Германия выплачивает последний транш репараций, назначенных ей после окончания Первой мировой войны 91 год назад. Сумма составляет около 100 миллионов долларов, и в большинстве своем эти деньги направляются частным лицам, в специальные фонды и компаниям-держателям специальных облигаций.
Версальский мирный договор, подписанный 28 июня 1919 года и официально завершивший Первую мировую войну, закрепил передел мира в пользу стран победившей Антанты. Статья 231-я этого документа, одна из наиболее важных, гласила, что Германия и ее союзники ответственны за все потери и ущерб, которые страны Антанты понесли во время войны, и определяла размер репараций, а фактически – контрибуций, победившим государствам и их гражданам.
Для того, чтобы организовать процесс германских выплат и руководить им, Антантой была создана специальная Репарационная комиссия, которая установила, что в общей сложности Германия должна выплатить 269 миллиардов золотых марок – по тем временам 96 с половиной тонн чистого золота. Бремя для переживавшей тотальный политический и экономический коллапс Германии было столь велико, что в самих Британии, Франции и других странах против такого плана выступали многие известные политики и экономисты.
В 1921 году уже звучала сумма в 132 миллиарда золотых марок. В 1924 году появился так называемый "План Дауэса" по реструктуризации германских репарационных выплат в сторону небольшого облегчения. Однако основные изменения произошли в 1929 году, после создания очередного "Плана Юнга". Общий объем оставшегося долга был сокращен до 112 миллиардов золотых марок, а время выплат продлено на 59 лет.
Затем последовал крах на Уолл-стрит и Великая депрессия, в наибольшей степени затронувшие Соединенные штаты и Веймарскую Германию, и в несколько меньшей – Францию и Великобританию. По данным немецких историков, в это время в результате выплаты репараций доходы, например, сталелитейной индустрии страны снизились на 35 процентов по сравнению с уровнем 1913 года, угольной – на 38 процентов. Из-за колоссальной инфляции западные страны все чаще требовали выплат не деньгами, а промышленной и сельскохозяйственной продукцией, сталью, углем и интеллектуальной собственностью – например, Германия была вынуждена отдать патент, название и торговую марку лекарства "Аспирин".

____________________

__ПИСЬМЕННОЕ ЗАДАНИЕ 1__. Перепишите дословно фрагмент текста о германских репарациях между словами «Германия выплачивает последний» и «и их гражданам.», включая эти слова.
__ПИСЬМЕННОЕ ЗАДАНИЕ 2__.
Ответьте на вопросы по тексту о германских репарациях.
(а) Какого числа был подписан Версальский мирный договор?
(б) На сколько лет «План Юнга» продлил время выплат?
(в) На сколько процентов снизились доходы угольной отрасли Германии по сравнению с уровнем 1913 года?

[Записи о расположении элементов]
____________________

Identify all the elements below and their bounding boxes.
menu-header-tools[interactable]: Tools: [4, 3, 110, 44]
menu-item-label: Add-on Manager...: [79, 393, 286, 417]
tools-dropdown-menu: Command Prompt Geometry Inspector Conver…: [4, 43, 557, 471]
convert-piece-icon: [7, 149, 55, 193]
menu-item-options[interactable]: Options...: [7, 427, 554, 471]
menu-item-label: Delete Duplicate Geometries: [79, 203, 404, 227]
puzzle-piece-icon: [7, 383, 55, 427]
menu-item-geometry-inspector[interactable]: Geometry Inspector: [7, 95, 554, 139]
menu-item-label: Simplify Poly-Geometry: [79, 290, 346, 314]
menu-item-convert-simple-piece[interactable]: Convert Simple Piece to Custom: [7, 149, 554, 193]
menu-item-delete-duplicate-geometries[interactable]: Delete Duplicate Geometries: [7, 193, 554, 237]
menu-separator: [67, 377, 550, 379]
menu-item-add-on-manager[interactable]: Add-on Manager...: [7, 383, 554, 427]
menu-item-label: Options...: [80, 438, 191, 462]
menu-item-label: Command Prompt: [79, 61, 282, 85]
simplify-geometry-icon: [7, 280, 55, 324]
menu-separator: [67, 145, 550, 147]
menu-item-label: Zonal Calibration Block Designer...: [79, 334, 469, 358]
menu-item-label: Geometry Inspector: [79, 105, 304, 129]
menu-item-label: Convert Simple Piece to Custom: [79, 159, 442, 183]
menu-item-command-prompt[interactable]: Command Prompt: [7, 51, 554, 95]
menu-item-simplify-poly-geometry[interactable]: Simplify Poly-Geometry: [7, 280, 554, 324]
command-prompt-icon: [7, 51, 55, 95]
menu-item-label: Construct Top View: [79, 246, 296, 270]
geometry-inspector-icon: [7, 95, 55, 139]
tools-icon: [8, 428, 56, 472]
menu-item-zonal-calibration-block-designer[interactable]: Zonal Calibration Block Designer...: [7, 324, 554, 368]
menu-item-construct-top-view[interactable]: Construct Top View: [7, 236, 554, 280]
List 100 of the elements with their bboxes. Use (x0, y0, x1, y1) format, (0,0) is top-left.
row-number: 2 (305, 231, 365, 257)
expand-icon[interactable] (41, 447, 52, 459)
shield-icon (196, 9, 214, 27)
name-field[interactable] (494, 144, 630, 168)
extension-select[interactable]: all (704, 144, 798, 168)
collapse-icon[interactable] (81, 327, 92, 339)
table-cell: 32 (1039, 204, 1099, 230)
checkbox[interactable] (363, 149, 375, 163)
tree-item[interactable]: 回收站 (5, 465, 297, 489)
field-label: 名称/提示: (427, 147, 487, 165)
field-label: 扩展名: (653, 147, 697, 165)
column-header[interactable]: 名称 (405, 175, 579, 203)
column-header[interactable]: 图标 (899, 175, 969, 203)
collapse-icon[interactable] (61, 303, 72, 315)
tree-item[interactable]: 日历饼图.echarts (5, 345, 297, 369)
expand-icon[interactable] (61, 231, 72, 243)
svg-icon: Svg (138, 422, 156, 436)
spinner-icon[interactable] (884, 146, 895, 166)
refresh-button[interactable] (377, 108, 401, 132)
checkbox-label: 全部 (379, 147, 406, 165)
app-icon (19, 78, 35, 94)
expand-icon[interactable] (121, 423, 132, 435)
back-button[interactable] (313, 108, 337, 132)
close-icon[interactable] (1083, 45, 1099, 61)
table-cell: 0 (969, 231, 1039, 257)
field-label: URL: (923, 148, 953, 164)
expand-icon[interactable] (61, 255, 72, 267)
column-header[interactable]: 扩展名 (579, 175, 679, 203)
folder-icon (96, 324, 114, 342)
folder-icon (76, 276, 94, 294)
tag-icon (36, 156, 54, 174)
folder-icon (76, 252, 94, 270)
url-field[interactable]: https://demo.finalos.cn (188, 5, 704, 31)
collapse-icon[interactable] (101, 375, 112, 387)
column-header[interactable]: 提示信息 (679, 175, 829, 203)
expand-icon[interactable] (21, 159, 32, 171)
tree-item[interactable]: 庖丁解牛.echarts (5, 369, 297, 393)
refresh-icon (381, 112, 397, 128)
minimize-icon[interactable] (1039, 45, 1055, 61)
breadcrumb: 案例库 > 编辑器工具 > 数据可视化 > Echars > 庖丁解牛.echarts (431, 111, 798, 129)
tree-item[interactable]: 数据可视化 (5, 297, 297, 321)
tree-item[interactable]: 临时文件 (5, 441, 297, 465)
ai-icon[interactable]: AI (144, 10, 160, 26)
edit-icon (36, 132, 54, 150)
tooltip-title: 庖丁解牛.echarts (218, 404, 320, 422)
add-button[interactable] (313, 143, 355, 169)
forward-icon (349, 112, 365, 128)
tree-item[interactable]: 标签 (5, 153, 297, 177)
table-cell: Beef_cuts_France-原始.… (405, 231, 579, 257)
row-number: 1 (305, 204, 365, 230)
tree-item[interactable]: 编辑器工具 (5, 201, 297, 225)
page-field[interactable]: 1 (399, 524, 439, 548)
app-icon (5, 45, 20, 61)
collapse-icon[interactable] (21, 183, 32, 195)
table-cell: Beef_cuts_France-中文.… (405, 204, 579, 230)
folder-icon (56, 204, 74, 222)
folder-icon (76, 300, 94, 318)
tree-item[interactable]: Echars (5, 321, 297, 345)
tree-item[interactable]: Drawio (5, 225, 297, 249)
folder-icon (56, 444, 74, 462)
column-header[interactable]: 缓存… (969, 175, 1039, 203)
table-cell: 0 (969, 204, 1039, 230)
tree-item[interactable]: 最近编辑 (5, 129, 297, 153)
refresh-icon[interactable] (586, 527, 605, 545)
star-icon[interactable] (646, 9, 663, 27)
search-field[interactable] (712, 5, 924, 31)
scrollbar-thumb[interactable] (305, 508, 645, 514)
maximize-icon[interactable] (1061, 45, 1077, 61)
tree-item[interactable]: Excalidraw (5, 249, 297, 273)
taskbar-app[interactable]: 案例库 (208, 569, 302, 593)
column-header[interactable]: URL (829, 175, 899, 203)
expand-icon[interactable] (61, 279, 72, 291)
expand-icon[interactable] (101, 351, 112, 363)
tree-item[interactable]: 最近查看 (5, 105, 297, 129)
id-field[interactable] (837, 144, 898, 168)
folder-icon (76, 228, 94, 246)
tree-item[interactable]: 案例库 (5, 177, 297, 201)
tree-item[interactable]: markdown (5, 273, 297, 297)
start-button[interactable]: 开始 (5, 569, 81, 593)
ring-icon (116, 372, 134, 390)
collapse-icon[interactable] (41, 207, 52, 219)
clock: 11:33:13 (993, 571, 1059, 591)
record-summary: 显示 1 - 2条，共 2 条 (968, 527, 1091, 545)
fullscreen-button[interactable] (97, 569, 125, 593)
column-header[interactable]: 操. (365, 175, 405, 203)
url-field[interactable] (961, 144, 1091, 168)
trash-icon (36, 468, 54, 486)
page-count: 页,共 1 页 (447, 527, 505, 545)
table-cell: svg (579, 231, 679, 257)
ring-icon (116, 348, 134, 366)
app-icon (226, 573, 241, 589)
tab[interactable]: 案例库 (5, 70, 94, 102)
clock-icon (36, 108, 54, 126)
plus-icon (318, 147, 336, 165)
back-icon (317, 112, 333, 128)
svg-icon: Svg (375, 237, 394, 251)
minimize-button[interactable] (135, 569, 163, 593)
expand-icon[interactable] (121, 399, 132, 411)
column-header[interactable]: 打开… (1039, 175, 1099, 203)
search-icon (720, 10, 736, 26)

____________________

__ОБРАЗЕЦ РЕШЕНИЯ 1__.
Германия выплачивает последний транш репараций, назначенных ей после окончания Первой мировой войны 91 год назад. Сумма составляет около 100 миллионов долларов, и в большинстве своем эти деньги направляются частным лицам, в специальные фонды и компаниям-держателям специальных облигаций.
Версальский мирный договор, подписанный 28 июня 1919 года и официально завершивший Первую мировую войну, закрепил передел мира в пользу стран победившей Антанты. Статья 231-я этого документа, одна из наиболее важных, гласила, что Германия и ее союзники ответственны за все потери и ущерб, которые страны Антанты понесли во время войны, и определяла размер репараций, а фактически – контрибуций, победившим государствам и их гражданам.

__ОБРАЗЕЦ РЕШЕНИЯ 2__.
(а) 28 июня 1919 года.
(б) На 59 лет.
(в) На 38 процентов.